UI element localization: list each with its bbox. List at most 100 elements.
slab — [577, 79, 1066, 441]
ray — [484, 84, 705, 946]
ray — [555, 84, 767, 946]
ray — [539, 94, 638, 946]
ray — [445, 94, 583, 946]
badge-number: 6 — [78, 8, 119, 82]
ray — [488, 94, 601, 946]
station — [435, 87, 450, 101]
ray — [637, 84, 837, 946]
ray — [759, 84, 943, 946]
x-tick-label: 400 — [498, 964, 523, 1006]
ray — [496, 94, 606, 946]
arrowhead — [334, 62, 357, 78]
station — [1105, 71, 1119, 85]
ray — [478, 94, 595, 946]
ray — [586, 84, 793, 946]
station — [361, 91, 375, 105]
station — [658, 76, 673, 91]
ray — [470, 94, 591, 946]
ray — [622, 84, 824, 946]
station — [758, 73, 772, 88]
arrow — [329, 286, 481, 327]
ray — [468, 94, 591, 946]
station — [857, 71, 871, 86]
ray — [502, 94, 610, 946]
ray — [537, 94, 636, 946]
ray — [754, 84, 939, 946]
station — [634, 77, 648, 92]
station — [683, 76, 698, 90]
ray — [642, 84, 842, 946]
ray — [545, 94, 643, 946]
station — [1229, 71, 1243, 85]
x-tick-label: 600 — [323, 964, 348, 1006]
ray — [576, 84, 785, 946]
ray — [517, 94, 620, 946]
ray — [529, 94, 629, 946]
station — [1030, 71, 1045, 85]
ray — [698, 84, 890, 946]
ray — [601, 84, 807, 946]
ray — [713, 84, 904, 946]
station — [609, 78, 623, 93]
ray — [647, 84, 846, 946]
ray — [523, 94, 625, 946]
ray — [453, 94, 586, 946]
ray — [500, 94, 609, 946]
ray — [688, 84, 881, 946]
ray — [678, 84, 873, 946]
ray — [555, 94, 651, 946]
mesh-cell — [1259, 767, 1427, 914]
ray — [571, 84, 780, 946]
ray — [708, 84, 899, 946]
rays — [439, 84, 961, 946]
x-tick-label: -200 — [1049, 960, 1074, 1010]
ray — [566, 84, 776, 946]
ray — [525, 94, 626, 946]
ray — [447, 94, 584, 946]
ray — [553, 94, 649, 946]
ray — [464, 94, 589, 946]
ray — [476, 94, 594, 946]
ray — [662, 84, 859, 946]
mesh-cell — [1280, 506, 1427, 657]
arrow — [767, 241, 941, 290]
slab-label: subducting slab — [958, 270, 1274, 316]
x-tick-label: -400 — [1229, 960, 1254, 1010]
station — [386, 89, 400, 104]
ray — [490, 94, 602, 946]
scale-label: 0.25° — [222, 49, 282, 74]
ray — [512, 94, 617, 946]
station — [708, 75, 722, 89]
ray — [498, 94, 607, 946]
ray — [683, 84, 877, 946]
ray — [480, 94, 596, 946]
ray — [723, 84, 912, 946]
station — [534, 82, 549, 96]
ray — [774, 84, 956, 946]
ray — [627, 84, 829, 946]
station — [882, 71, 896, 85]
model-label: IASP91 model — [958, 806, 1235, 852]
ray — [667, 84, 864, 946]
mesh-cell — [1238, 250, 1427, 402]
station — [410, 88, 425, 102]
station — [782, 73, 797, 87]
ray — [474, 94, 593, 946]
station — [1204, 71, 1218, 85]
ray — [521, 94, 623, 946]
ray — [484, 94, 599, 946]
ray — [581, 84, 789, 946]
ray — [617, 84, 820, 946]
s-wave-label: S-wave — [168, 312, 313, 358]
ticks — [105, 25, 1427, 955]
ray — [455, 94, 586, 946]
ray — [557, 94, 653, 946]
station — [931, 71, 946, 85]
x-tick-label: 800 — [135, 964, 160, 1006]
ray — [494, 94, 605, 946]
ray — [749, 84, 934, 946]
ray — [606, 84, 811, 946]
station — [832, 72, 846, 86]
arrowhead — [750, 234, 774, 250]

◇ ◇ ◇ ◇

## Exercise directions
Could you turn the listing above into a JSON list of strings, one string per line, with blank lines left out?

## Response to the task
[
  "UI element localization: list each with its bbox. List at most 100 elements.",
  "slab — [577, 79, 1066, 441]",
  "ray — [484, 84, 705, 946]",
  "ray — [555, 84, 767, 946]",
  "ray — [539, 94, 638, 946]",
  "ray — [445, 94, 583, 946]",
  "badge-number: 6 — [78, 8, 119, 82]",
  "ray — [488, 94, 601, 946]",
  "station — [435, 87, 450, 101]",
  "ray — [637, 84, 837, 946]",
  "ray — [759, 84, 943, 946]",
  "x-tick-label: 400 — [498, 964, 523, 1006]",
  "ray — [496, 94, 606, 946]",
  "arrowhead — [334, 62, 357, 78]",
  "station — [1105, 71, 1119, 85]",
  "ray — [478, 94, 595, 946]",
  "ray — [586, 84, 793, 946]",
  "station — [361, 91, 375, 105]",
  "station — [658, 76, 673, 91]",
  "ray — [470, 94, 591, 946]",
  "ray — [622, 84, 824, 946]",
  "station — [758, 73, 772, 88]",
  "arrow — [329, 286, 481, 327]",
  "ray — [468, 94, 591, 946]",
  "station — [857, 71, 871, 86]",
  "ray — [502, 94, 610, 946]",
  "ray — [537, 94, 636, 946]",
  "ray — [754, 84, 939, 946]",
  "station — [634, 77, 648, 92]",
  "station — [683, 76, 698, 90]",
  "ray — [642, 84, 842, 946]",
  "ray — [545, 94, 643, 946]",
  "station — [1229, 71, 1243, 85]",
  "x-tick-label: 600 — [323, 964, 348, 1006]",
  "ray — [576, 84, 785, 946]",
  "ray — [517, 94, 620, 946]",
  "ray — [529, 94, 629, 946]",
  "station — [1030, 71, 1045, 85]",
  "ray — [698, 84, 890, 946]",
  "ray — [601, 84, 807, 946]",
  "ray — [713, 84, 904, 946]",
  "station — [609, 78, 623, 93]",
  "ray — [647, 84, 846, 946]",
  "ray — [523, 94, 625, 946]",
  "ray — [453, 94, 586, 946]",
  "ray — [500, 94, 609, 946]",
  "ray — [688, 84, 881, 946]",
  "ray — [678, 84, 873, 946]",
  "ray — [555, 94, 651, 946]",
  "mesh-cell — [1259, 767, 1427, 914]",
  "ray — [571, 84, 780, 946]",
  "ray — [708, 84, 899, 946]",
  "rays — [439, 84, 961, 946]",
  "x-tick-label: -200 — [1049, 960, 1074, 1010]",
  "ray — [566, 84, 776, 946]",
  "ray — [525, 94, 626, 946]",
  "ray — [447, 94, 584, 946]",
  "ray — [553, 94, 649, 946]",
  "ray — [464, 94, 589, 946]",
  "ray — [476, 94, 594, 946]",
  "ray — [662, 84, 859, 946]",
  "mesh-cell — [1280, 506, 1427, 657]",
  "arrow — [767, 241, 941, 290]",
  "slab-label: subducting slab — [958, 270, 1274, 316]",
  "x-tick-label: -400 — [1229, 960, 1254, 1010]",
  "station — [386, 89, 400, 104]",
  "ray — [490, 94, 602, 946]",
  "scale-label: 0.25° — [222, 49, 282, 74]",
  "ray — [512, 94, 617, 946]",
  "station — [708, 75, 722, 89]",
  "ray — [498, 94, 607, 946]",
  "ray — [683, 84, 877, 946]",
  "ray — [480, 94, 596, 946]",
  "ray — [723, 84, 912, 946]",
  "station — [534, 82, 549, 96]",
  "ray — [774, 84, 956, 946]",
  "ray — [627, 84, 829, 946]",
  "station — [882, 71, 896, 85]",
  "model-label: IASP91 model — [958, 806, 1235, 852]",
  "ray — [667, 84, 864, 946]",
  "mesh-cell — [1238, 250, 1427, 402]",
  "station — [410, 88, 425, 102]",
  "station — [782, 73, 797, 87]",
  "ray — [474, 94, 593, 946]",
  "station — [1204, 71, 1218, 85]",
  "ray — [521, 94, 623, 946]",
  "ray — [484, 94, 599, 946]",
  "ray — [581, 84, 789, 946]",
  "ray — [617, 84, 820, 946]",
  "s-wave-label: S-wave — [168, 312, 313, 358]",
  "ticks — [105, 25, 1427, 955]",
  "ray — [455, 94, 586, 946]",
  "ray — [557, 94, 653, 946]",
  "station — [931, 71, 946, 85]",
  "x-tick-label: 800 — [135, 964, 160, 1006]",
  "ray — [494, 94, 605, 946]",
  "ray — [749, 84, 934, 946]",
  "ray — [606, 84, 811, 946]",
  "station — [832, 72, 846, 86]",
  "arrowhead — [750, 234, 774, 250]"
]